DIRECTIONS: Output the material beneath this task exactly, images excluded.

MATERIAL PROVIDED:
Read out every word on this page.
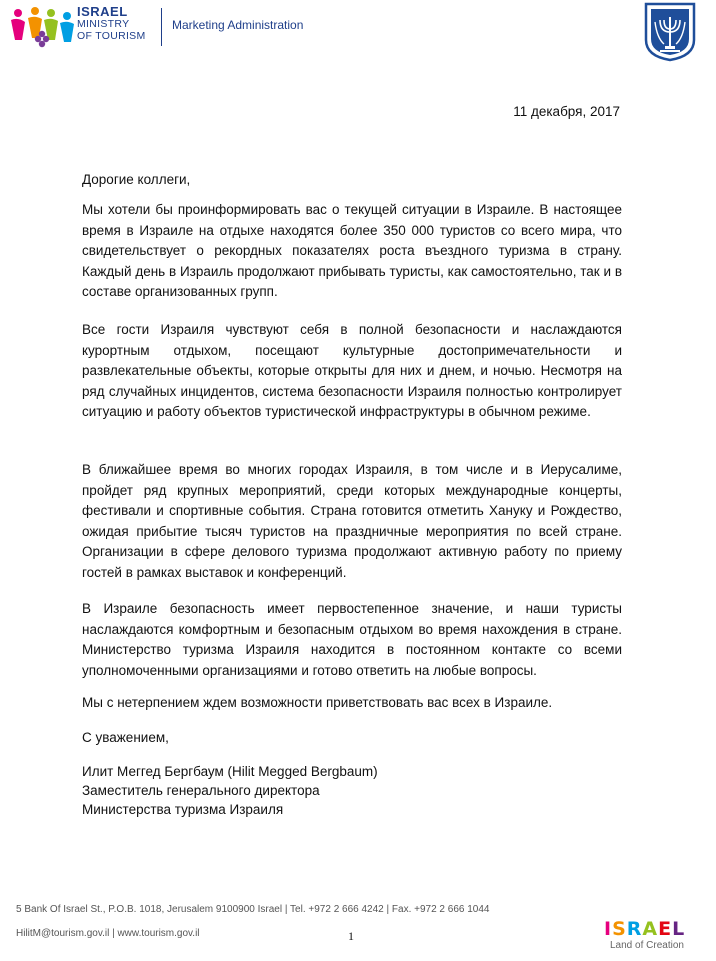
ISRAEL
MINISTRY
OF TOURISM
Marketing Administration
11 декабря, 2017
Дорогие коллеги,

Мы хотели бы проинформировать вас о текущей ситуации в Израиле. В настоящее время в Израиле на отдыхе находятся более 350 000 туристов со всего мира, что свидетельствует о рекордных показателях роста въездного туризма в страну. Каждый день в Израиль продолжают прибывать туристы, как самостоятельно, так и в составе организованных групп.

Все гости Израиля чувствуют себя в полной безопасности и наслаждаются курортным отдыхом, посещают культурные достопримечательности и развлекательные объекты, которые открыты для них и днем, и ночью. Несмотря на ряд случайных инцидентов, система безопасности Израиля полностью контролирует ситуацию и работу объектов туристической инфраструктуры в обычном режиме.

В ближайшее время во многих городах Израиля, в том числе и в Иерусалиме, пройдет ряд крупных мероприятий, среди которых международные концерты, фестивали и спортивные события. Страна готовится отметить Хануку и Рождество, ожидая прибытие тысяч туристов на праздничные мероприятия по всей стране. Организации в сфере делового туризма продолжают активную работу по приему гостей в рамках выставок и конференций.

В Израиле безопасность имеет первостепенное значение, и наши туристы наслаждаются комфортным и безопасным отдыхом во время нахождения в стране. Министерство туризма Израиля находится в постоянном контакте со всеми уполномоченными организациями и готово ответить на любые вопросы.

Мы с нетерпением ждем возможности приветствовать вас всех в Израиле.

С уважением,
Илит Меггед Бергбаум (Hilit Megged Bergbaum)
Заместитель генерального директора
Министерства туризма Израиля
5 Bank Of Israel St., P.O.B. 1018, Jerusalem 9100900 Israel | Tel. +972 2 666 4242 | Fax. +972 2 666 1044
HilitM@tourism.gov.il | www.tourism.gov.il	1	ISRAEL
Land of Creation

COMPLETE RESPONSE:
Read out every word on this page.
ISRAEL
MINISTRY
OF TOURISM
Marketing Administration
11 декабря, 2017
Дорогие коллеги,

Мы хотели бы проинформировать вас о текущей ситуации в Израиле. В настоящее время в Израиле на отдыхе находятся более 350 000 туристов со всего мира, что свидетельствует о рекордных показателях роста въездного туризма в страну. Каждый день в Израиль продолжают прибывать туристы, как самостоятельно, так и в составе организованных групп.

Все гости Израиля чувствуют себя в полной безопасности и наслаждаются курортным отдыхом, посещают культурные достопримечательности и развлекательные объекты, которые открыты для них и днем, и ночью. Несмотря на ряд случайных инцидентов, система безопасности Израиля полностью контролирует ситуацию и работу объектов туристической инфраструктуры в обычном режиме.

В ближайшее время во многих городах Израиля, в том числе и в Иерусалиме, пройдет ряд крупных мероприятий, среди которых международные концерты, фестивали и спортивные события. Страна готовится отметить Хануку и Рождество, ожидая прибытие тысяч туристов на праздничные мероприятия по всей стране. Организации в сфере делового туризма продолжают активную работу по приему гостей в рамках выставок и конференций.

В Израиле безопасность имеет первостепенное значение, и наши туристы наслаждаются комфортным и безопасным отдыхом во время нахождения в стране. Министерство туризма Израиля находится в постоянном контакте со всеми уполномоченными организациями и готово ответить на любые вопросы.

Мы с нетерпением ждем возможности приветствовать вас всех в Израиле.

С уважением,
Илит Меггед Бергбаум (Hilit Megged Bergbaum)
Заместитель генерального директора
Министерства туризма Израиля
5 Bank Of Israel St., P.O.B. 1018, Jerusalem 9100900 Israel | Tel. +972 2 666 4242 | Fax. +972 2 666 1044
HilitM@tourism.gov.il | www.tourism.gov.il	1	ISRAEL
Land of Creation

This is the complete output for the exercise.